▶ [The exercise]
Wherever the word "area" shows up in a line, please copy that line.

============

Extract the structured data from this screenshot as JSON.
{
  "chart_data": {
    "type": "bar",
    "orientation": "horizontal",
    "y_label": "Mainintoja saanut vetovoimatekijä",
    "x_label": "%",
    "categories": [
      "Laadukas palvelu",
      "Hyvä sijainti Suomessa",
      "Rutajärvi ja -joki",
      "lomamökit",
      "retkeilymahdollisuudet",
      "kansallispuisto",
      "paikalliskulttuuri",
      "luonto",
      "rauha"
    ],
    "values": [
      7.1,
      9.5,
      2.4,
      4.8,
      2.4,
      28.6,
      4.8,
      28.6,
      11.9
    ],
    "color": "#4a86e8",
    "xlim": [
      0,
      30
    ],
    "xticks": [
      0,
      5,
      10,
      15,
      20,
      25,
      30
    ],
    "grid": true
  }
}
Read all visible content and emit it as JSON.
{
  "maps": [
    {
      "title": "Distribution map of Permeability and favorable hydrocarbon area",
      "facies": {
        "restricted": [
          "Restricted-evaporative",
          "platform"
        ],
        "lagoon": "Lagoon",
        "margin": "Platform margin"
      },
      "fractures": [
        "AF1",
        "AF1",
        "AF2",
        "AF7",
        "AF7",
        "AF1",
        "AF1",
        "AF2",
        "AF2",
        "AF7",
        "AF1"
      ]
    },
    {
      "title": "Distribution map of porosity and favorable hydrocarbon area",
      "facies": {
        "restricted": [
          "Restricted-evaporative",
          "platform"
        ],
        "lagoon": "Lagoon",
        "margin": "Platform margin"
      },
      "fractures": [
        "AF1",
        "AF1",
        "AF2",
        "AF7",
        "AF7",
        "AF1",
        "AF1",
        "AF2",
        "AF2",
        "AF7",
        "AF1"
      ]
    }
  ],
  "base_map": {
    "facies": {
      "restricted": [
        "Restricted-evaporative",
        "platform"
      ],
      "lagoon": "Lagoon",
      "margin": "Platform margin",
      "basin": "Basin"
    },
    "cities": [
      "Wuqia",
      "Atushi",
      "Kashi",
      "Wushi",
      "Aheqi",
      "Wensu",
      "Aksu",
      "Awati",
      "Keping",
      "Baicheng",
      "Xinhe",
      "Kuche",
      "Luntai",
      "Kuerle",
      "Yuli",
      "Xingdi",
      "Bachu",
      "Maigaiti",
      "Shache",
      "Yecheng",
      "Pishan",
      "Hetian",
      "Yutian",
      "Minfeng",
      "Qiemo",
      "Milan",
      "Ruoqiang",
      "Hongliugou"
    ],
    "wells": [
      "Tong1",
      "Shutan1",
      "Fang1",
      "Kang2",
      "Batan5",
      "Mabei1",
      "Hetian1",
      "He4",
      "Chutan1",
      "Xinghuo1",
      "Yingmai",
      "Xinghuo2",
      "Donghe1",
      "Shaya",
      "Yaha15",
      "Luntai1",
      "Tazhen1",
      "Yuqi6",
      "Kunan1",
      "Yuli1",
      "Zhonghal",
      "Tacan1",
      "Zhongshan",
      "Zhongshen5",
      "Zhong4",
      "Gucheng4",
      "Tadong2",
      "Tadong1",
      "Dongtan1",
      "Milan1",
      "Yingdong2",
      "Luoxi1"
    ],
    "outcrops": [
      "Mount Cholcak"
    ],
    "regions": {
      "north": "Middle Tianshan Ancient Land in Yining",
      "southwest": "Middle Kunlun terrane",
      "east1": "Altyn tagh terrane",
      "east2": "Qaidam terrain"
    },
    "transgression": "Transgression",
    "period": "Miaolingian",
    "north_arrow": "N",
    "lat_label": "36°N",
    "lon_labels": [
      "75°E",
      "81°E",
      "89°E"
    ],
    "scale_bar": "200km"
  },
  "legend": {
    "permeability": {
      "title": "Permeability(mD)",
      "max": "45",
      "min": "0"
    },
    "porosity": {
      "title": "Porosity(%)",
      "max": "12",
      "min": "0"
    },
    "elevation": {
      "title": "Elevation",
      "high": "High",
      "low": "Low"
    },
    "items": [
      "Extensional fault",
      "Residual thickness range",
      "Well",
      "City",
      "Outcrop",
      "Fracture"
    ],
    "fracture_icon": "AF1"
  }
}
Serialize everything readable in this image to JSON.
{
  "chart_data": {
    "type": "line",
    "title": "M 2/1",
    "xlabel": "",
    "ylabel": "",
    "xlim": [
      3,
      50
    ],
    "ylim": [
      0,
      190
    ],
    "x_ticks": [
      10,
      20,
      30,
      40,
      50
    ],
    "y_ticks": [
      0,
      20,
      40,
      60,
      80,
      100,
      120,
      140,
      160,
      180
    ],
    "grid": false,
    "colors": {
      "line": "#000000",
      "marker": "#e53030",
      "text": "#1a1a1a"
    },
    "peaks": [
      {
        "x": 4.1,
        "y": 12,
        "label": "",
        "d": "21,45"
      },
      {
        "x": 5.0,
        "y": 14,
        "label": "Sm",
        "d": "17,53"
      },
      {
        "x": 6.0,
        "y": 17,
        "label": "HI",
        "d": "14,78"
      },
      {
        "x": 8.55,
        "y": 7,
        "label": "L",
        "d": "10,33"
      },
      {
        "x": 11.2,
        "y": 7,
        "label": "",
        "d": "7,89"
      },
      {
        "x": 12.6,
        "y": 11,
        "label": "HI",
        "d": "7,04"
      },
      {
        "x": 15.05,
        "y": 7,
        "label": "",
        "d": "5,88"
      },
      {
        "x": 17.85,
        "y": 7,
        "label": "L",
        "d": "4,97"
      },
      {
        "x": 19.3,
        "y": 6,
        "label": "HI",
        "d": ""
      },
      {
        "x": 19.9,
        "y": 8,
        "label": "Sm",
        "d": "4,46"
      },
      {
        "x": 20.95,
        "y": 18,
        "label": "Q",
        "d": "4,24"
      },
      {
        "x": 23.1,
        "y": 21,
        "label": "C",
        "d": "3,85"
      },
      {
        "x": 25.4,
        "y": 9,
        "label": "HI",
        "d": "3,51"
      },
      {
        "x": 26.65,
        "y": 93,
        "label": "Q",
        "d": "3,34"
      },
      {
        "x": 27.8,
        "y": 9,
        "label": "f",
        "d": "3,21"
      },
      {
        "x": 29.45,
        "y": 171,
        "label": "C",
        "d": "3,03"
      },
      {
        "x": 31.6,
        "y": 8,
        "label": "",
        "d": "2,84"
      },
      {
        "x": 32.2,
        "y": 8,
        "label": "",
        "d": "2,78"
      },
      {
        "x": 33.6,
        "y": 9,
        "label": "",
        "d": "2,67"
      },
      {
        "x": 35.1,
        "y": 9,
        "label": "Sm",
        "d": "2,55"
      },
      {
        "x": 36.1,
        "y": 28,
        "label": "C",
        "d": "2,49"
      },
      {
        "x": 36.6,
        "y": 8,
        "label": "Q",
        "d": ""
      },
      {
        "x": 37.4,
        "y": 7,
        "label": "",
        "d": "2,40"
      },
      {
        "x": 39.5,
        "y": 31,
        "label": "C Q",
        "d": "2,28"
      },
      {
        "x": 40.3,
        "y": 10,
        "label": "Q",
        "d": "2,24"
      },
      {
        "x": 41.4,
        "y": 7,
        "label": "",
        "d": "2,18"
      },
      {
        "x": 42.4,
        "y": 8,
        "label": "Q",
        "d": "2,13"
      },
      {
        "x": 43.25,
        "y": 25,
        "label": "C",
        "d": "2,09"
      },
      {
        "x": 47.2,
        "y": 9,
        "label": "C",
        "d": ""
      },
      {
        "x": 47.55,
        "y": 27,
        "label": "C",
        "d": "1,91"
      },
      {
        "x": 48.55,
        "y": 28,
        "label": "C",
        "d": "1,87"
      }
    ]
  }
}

============

▶ [Finished answer]
      "title": "Distribution map of Permeability and favorable hydrocarbon area",
      "title": "Distribution map of porosity and favorable hydrocarbon area",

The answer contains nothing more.